(Items from a dataset)
>>>>
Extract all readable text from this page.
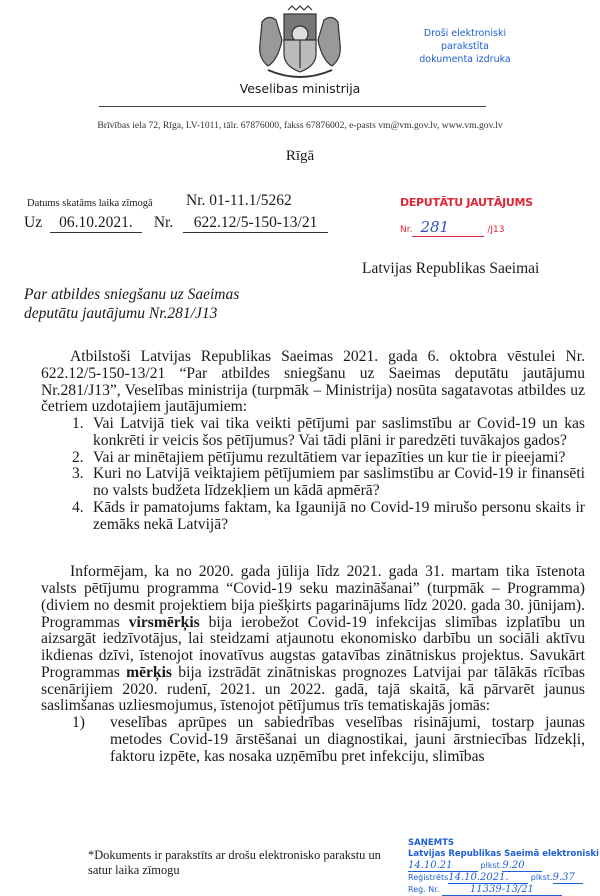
Veselibas ministrija
Brīvības iela 72, Rīga, LV-1011, tālr. 67876000, fakss 67876002, e-pasts vm@vm.gov.lv, www.vm.gov.lv
Droši elektroniski parakstīta
dokumenta izdruka
Rīgā
Datums skatāms laika zīmogā Nr. 01-11.1/5262
Uz 06.10.2021. Nr. 622.12/5-150-13/21
DEPUTĀTU JAUTĀJUMS
Nr. 281	/J13
Latvijas Republikas Saeimai
Par atbildes sniegšanu uz Saeimas
deputātu jautājumu Nr.281/J13
Atbilstoši Latvijas Republikas Saeimas 2021. gada 6. oktobra vēstulei Nr. 622.12/5-150-13/21 “Par atbildes sniegšanu uz Saeimas deputātu jautājumu Nr.281/J13”, Veselības ministrija (turpmāk – Ministrija) nosūta sagatavotas atbildes uz četriem uzdotajiem jautājumiem:
1. Vai Latvijā tiek vai tika veikti pētījumi par saslimstību ar Covid-19 un kas konkrēti ir veicis šos pētījumus? Vai tādi plāni ir paredzēti tuvākajos gados?
2. Vai ar minētajiem pētījumu rezultātiem var iepazīties un kur tie ir pieejami?
3. Kuri no Latvijā veiktajiem pētījumiem par saslimstību ar Covid-19 ir finansēti no valsts budžeta līdzekļiem un kādā apmērā?
4. Kāds ir pamatojums faktam, ka Igaunijā no Covid-19 mirušo personu skaits ir zemāks nekā Latvijā?
Informējam, ka no 2020. gada jūlija līdz 2021. gada 31. martam tika īstenota valsts pētījumu programma “Covid-19 seku mazināšanai” (turpmāk – Programma) (diviem no desmit projektiem bija piešķirts pagarinājums līdz 2020. gada 30. jūnijam). Programmas virsmērķis bija ierobežot Covid-19 infekcijas slimības izplatību un aizsargāt iedzīvotājus, lai steidzami atjaunotu ekonomisko darbību un sociāli aktīvu ikdienas dzīvi, īstenojot inovatīvus augstas gatavības zinātniskus projektus. Savukārt Programmas mērķis bija izstrādāt zinātniskas prognozes Latvijai par tālākās rīcības scenārijiem 2020. rudenī, 2021. un 2022. gadā, tajā skaitā, kā pārvarēt jaunus saslimšanas uzliesmojumus, īstenojot pētījumus trīs tematiskajās jomās:
1) veselības aprūpes un sabiedrības veselības risinājumi, tostarp jaunas metodes Covid-19 ārstēšanai un diagnostikai, jauni ārstniecības līdzekļi, faktoru izpēte, kas nosaka uzņēmību pret infekciju, slimības
*Dokuments ir parakstīts ar drošu elektronisko parakstu un satur laika zīmogu
SAŅEMTS
Latvijas Republikas Saeimā elektroniski
14.10.21	plkst.9.20
Reģistrēts14.10.2021.	plkst.9.37
Reģ. Nr.	11339-13/21
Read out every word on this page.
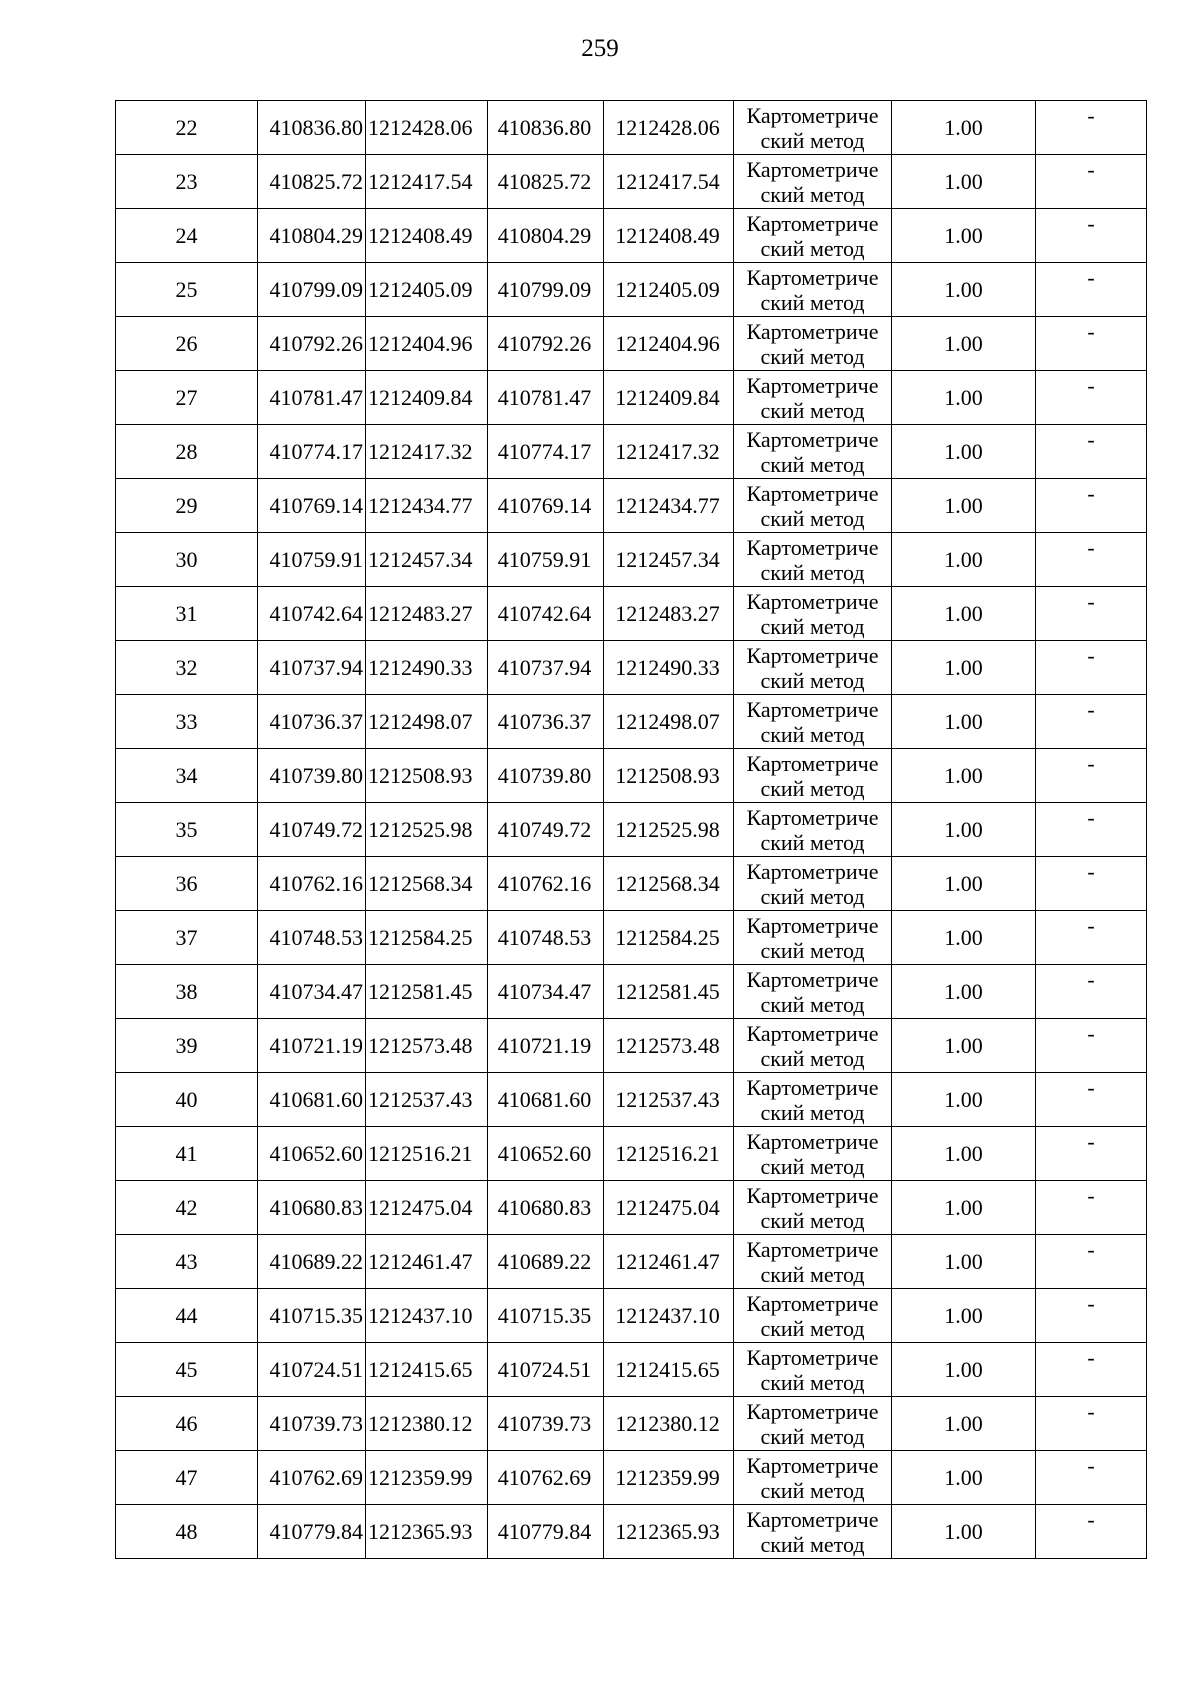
259
22	410836.80	1212428.06	410836.80	1212428.06	Картометриче
ский метод	1.00	-
23	410825.72	1212417.54	410825.72	1212417.54	Картометриче
ский метод	1.00	-
24	410804.29	1212408.49	410804.29	1212408.49	Картометриче
ский метод	1.00	-
25	410799.09	1212405.09	410799.09	1212405.09	Картометриче
ский метод	1.00	-
26	410792.26	1212404.96	410792.26	1212404.96	Картометриче
ский метод	1.00	-
27	410781.47	1212409.84	410781.47	1212409.84	Картометриче
ский метод	1.00	-
28	410774.17	1212417.32	410774.17	1212417.32	Картометриче
ский метод	1.00	-
29	410769.14	1212434.77	410769.14	1212434.77	Картометриче
ский метод	1.00	-
30	410759.91	1212457.34	410759.91	1212457.34	Картометриче
ский метод	1.00	-
31	410742.64	1212483.27	410742.64	1212483.27	Картометриче
ский метод	1.00	-
32	410737.94	1212490.33	410737.94	1212490.33	Картометриче
ский метод	1.00	-
33	410736.37	1212498.07	410736.37	1212498.07	Картометриче
ский метод	1.00	-
34	410739.80	1212508.93	410739.80	1212508.93	Картометриче
ский метод	1.00	-
35	410749.72	1212525.98	410749.72	1212525.98	Картометриче
ский метод	1.00	-
36	410762.16	1212568.34	410762.16	1212568.34	Картометриче
ский метод	1.00	-
37	410748.53	1212584.25	410748.53	1212584.25	Картометриче
ский метод	1.00	-
38	410734.47	1212581.45	410734.47	1212581.45	Картометриче
ский метод	1.00	-
39	410721.19	1212573.48	410721.19	1212573.48	Картометриче
ский метод	1.00	-
40	410681.60	1212537.43	410681.60	1212537.43	Картометриче
ский метод	1.00	-
41	410652.60	1212516.21	410652.60	1212516.21	Картометриче
ский метод	1.00	-
42	410680.83	1212475.04	410680.83	1212475.04	Картометриче
ский метод	1.00	-
43	410689.22	1212461.47	410689.22	1212461.47	Картометриче
ский метод	1.00	-
44	410715.35	1212437.10	410715.35	1212437.10	Картометриче
ский метод	1.00	-
45	410724.51	1212415.65	410724.51	1212415.65	Картометриче
ский метод	1.00	-
46	410739.73	1212380.12	410739.73	1212380.12	Картометриче
ский метод	1.00	-
47	410762.69	1212359.99	410762.69	1212359.99	Картометриче
ский метод	1.00	-
48	410779.84	1212365.93	410779.84	1212365.93	Картометриче
ский метод	1.00	-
<<<<
Task brief —
With the pictures left out, transcribe the material exactly.

Answer to this problem —
Extract all readable text from this page.
Veselibas ministrija
Brīvības iela 72, Rīga, LV-1011, tālr. 67876000, fakss 67876002, e-pasts vm@vm.gov.lv, www.vm.gov.lv
Droši elektroniski parakstīta
dokumenta izdruka
Rīgā
Datums skatāms laika zīmogā Nr. 01-11.1/5262
Uz 06.10.2021. Nr. 622.12/5-150-13/21
DEPUTĀTU JAUTĀJUMS
Nr. 281	/J13
Latvijas Republikas Saeimai
Par atbildes sniegšanu uz Saeimas
deputātu jautājumu Nr.281/J13
Atbilstoši Latvijas Republikas Saeimas 2021. gada 6. oktobra vēstulei Nr. 622.12/5-150-13/21 “Par atbildes sniegšanu uz Saeimas deputātu jautājumu Nr.281/J13”, Veselības ministrija (turpmāk – Ministrija) nosūta sagatavotas atbildes uz četriem uzdotajiem jautājumiem:
1. Vai Latvijā tiek vai tika veikti pētījumi par saslimstību ar Covid-19 un kas konkrēti ir veicis šos pētījumus? Vai tādi plāni ir paredzēti tuvākajos gados?
2. Vai ar minētajiem pētījumu rezultātiem var iepazīties un kur tie ir pieejami?
3. Kuri no Latvijā veiktajiem pētījumiem par saslimstību ar Covid-19 ir finansēti no valsts budžeta līdzekļiem un kādā apmērā?
4. Kāds ir pamatojums faktam, ka Igaunijā no Covid-19 mirušo personu skaits ir zemāks nekā Latvijā?
Informējam, ka no 2020. gada jūlija līdz 2021. gada 31. martam tika īstenota valsts pētījumu programma “Covid-19 seku mazināšanai” (turpmāk – Programma) (diviem no desmit projektiem bija piešķirts pagarinājums līdz 2020. gada 30. jūnijam). Programmas virsmērķis bija ierobežot Covid-19 infekcijas slimības izplatību un aizsargāt iedzīvotājus, lai steidzami atjaunotu ekonomisko darbību un sociāli aktīvu ikdienas dzīvi, īstenojot inovatīvus augstas gatavības zinātniskus projektus. Savukārt Programmas mērķis bija izstrādāt zinātniskas prognozes Latvijai par tālākās rīcības scenārijiem 2020. rudenī, 2021. un 2022. gadā, tajā skaitā, kā pārvarēt jaunus saslimšanas uzliesmojumus, īstenojot pētījumus trīs tematiskajās jomās:
1) veselības aprūpes un sabiedrības veselības risinājumi, tostarp jaunas metodes Covid-19 ārstēšanai un diagnostikai, jauni ārstniecības līdzekļi, faktoru izpēte, kas nosaka uzņēmību pret infekciju, slimības
*Dokuments ir parakstīts ar drošu elektronisko parakstu un satur laika zīmogu
SAŅEMTS
Latvijas Republikas Saeimā elektroniski
14.10.21	plkst.9.20
Reģistrēts14.10.2021.	plkst.9.37
Reģ. Nr.	11339-13/21
Read out every word on this page.
259
22	410836.80	1212428.06	410836.80	1212428.06	Картометриче
ский метод	1.00	-
23	410825.72	1212417.54	410825.72	1212417.54	Картометриче
ский метод	1.00	-
24	410804.29	1212408.49	410804.29	1212408.49	Картометриче
ский метод	1.00	-
25	410799.09	1212405.09	410799.09	1212405.09	Картометриче
ский метод	1.00	-
26	410792.26	1212404.96	410792.26	1212404.96	Картометриче
ский метод	1.00	-
27	410781.47	1212409.84	410781.47	1212409.84	Картометриче
ский метод	1.00	-
28	410774.17	1212417.32	410774.17	1212417.32	Картометриче
ский метод	1.00	-
29	410769.14	1212434.77	410769.14	1212434.77	Картометриче
ский метод	1.00	-
30	410759.91	1212457.34	410759.91	1212457.34	Картометриче
ский метод	1.00	-
31	410742.64	1212483.27	410742.64	1212483.27	Картометриче
ский метод	1.00	-
32	410737.94	1212490.33	410737.94	1212490.33	Картометриче
ский метод	1.00	-
33	410736.37	1212498.07	410736.37	1212498.07	Картометриче
ский метод	1.00	-
34	410739.80	1212508.93	410739.80	1212508.93	Картометриче
ский метод	1.00	-
35	410749.72	1212525.98	410749.72	1212525.98	Картометриче
ский метод	1.00	-
36	410762.16	1212568.34	410762.16	1212568.34	Картометриче
ский метод	1.00	-
37	410748.53	1212584.25	410748.53	1212584.25	Картометриче
ский метод	1.00	-
38	410734.47	1212581.45	410734.47	1212581.45	Картометриче
ский метод	1.00	-
39	410721.19	1212573.48	410721.19	1212573.48	Картометриче
ский метод	1.00	-
40	410681.60	1212537.43	410681.60	1212537.43	Картометриче
ский метод	1.00	-
41	410652.60	1212516.21	410652.60	1212516.21	Картометриче
ский метод	1.00	-
42	410680.83	1212475.04	410680.83	1212475.04	Картометриче
ский метод	1.00	-
43	410689.22	1212461.47	410689.22	1212461.47	Картометриче
ский метод	1.00	-
44	410715.35	1212437.10	410715.35	1212437.10	Картометриче
ский метод	1.00	-
45	410724.51	1212415.65	410724.51	1212415.65	Картометриче
ский метод	1.00	-
46	410739.73	1212380.12	410739.73	1212380.12	Картометриче
ский метод	1.00	-
47	410762.69	1212359.99	410762.69	1212359.99	Картометриче
ский метод	1.00	-
48	410779.84	1212365.93	410779.84	1212365.93	Картометриче
ский метод	1.00	-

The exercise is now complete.